Exercise directions –
Below are the records. List every line holding the word "Tekst".

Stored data
--------

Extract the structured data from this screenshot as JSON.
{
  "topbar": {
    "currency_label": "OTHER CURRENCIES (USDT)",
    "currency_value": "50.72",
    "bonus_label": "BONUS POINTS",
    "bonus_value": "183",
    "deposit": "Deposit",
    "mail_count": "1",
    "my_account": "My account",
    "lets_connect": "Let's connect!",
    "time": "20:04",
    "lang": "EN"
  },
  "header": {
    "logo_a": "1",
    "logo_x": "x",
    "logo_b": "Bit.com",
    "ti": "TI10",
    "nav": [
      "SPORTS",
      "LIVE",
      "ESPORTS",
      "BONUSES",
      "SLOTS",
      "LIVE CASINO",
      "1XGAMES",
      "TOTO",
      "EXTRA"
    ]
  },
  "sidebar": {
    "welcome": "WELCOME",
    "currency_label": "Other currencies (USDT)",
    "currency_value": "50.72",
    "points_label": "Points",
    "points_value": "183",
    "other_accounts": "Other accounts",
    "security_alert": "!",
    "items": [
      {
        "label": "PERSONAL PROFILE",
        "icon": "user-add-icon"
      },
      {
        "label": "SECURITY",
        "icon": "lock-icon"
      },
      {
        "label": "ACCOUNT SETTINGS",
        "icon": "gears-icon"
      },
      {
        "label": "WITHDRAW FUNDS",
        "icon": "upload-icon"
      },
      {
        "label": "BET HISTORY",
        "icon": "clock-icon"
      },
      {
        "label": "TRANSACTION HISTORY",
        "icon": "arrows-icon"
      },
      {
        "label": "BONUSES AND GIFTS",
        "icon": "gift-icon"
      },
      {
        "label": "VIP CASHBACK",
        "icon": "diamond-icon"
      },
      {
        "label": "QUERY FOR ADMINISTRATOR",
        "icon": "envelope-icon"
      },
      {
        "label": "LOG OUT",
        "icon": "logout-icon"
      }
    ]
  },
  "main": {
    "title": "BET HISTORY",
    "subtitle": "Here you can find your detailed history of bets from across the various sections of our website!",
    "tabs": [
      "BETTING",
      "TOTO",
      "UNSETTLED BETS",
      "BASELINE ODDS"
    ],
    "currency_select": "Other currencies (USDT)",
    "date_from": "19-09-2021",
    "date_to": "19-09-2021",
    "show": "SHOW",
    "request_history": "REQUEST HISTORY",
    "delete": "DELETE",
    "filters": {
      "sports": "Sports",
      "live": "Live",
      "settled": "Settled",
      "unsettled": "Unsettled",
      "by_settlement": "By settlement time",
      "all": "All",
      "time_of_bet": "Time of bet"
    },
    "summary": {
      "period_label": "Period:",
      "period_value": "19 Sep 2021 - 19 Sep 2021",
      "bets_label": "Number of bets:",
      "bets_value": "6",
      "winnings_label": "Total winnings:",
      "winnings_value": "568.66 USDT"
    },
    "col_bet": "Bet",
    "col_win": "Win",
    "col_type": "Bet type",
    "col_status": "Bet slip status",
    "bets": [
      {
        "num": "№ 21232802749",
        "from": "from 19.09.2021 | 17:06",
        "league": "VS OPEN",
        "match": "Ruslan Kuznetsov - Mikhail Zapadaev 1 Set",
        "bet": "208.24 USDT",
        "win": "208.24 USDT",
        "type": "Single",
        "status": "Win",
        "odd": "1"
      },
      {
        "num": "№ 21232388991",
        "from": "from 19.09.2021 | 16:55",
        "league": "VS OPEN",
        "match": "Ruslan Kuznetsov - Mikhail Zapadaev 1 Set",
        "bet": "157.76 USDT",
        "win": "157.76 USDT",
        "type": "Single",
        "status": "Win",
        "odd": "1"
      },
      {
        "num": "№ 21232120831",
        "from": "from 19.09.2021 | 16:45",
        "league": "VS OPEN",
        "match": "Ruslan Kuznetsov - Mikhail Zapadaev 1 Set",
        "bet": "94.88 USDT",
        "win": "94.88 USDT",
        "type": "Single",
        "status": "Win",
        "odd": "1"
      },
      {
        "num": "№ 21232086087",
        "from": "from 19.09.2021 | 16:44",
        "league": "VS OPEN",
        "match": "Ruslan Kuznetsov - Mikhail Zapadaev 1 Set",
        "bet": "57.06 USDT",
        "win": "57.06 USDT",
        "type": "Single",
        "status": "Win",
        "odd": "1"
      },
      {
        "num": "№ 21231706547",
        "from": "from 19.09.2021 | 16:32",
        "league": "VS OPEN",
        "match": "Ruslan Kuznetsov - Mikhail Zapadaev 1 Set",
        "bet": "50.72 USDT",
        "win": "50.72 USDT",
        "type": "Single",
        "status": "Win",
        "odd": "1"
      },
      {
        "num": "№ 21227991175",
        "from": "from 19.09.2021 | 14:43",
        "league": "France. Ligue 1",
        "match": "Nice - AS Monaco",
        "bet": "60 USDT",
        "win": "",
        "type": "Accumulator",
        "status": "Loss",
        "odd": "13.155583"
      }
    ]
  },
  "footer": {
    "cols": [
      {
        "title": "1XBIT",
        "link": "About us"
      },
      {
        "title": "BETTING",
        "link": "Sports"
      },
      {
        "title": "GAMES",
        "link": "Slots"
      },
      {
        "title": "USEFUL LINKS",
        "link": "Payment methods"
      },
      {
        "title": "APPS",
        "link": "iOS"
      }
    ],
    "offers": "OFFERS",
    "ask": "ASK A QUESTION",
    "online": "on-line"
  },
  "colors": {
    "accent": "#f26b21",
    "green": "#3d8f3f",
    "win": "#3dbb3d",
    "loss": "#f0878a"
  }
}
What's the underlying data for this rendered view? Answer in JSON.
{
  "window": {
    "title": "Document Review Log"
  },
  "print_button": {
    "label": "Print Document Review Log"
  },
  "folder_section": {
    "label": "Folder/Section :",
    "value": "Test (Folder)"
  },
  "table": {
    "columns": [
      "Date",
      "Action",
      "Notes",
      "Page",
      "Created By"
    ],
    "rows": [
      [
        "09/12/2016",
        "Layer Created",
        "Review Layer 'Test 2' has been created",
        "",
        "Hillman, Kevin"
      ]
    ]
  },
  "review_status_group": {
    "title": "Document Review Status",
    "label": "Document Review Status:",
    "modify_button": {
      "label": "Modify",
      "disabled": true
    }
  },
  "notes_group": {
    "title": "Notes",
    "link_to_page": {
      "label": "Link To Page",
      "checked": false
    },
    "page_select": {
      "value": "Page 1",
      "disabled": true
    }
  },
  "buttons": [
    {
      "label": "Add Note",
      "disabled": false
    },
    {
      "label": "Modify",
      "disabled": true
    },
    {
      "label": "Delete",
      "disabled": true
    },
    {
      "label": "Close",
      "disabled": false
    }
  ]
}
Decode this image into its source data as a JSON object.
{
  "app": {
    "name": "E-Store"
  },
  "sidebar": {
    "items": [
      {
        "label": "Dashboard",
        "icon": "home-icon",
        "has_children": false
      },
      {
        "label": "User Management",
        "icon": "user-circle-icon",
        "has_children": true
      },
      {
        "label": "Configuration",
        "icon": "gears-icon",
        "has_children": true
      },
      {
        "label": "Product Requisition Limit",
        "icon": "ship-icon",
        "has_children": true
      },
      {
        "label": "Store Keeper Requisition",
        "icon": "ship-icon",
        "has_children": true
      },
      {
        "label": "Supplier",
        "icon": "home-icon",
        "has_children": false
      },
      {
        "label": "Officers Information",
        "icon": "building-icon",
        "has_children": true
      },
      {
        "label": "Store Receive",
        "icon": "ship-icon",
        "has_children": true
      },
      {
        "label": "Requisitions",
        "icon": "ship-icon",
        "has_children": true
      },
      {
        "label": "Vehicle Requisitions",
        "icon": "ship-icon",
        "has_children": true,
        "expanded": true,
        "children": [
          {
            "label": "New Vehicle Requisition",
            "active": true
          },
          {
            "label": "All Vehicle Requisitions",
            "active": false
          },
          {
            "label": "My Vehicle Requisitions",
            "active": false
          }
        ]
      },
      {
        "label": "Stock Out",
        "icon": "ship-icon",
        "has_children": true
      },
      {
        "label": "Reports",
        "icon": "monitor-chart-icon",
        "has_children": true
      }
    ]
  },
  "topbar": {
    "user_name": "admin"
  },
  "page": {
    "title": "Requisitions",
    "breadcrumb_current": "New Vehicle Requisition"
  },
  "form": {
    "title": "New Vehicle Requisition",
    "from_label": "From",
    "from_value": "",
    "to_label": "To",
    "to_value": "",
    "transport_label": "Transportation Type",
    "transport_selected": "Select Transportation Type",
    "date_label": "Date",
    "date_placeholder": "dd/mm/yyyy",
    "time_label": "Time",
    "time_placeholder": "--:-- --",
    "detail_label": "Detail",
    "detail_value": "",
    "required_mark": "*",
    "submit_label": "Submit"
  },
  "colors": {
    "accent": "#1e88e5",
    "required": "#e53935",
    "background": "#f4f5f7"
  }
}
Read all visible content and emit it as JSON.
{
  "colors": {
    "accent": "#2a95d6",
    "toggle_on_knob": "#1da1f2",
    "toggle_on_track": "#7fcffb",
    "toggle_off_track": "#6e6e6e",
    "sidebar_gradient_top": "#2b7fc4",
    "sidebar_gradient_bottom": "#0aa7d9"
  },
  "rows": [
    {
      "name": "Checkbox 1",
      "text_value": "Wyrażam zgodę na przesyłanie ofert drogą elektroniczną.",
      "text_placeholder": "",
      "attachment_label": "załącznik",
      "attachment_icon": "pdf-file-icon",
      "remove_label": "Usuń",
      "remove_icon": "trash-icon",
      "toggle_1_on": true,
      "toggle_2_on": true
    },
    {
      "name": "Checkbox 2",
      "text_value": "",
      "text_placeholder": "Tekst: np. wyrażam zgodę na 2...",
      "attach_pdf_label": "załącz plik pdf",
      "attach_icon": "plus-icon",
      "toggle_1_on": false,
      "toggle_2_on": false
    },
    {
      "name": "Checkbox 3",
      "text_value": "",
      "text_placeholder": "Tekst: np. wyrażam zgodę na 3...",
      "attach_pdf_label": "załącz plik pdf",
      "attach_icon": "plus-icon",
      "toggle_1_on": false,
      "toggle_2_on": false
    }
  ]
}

--------

Complete output –
      "text_placeholder": "Tekst: np. wyrażam zgodę na 2...",
      "text_placeholder": "Tekst: np. wyrażam zgodę na 3...",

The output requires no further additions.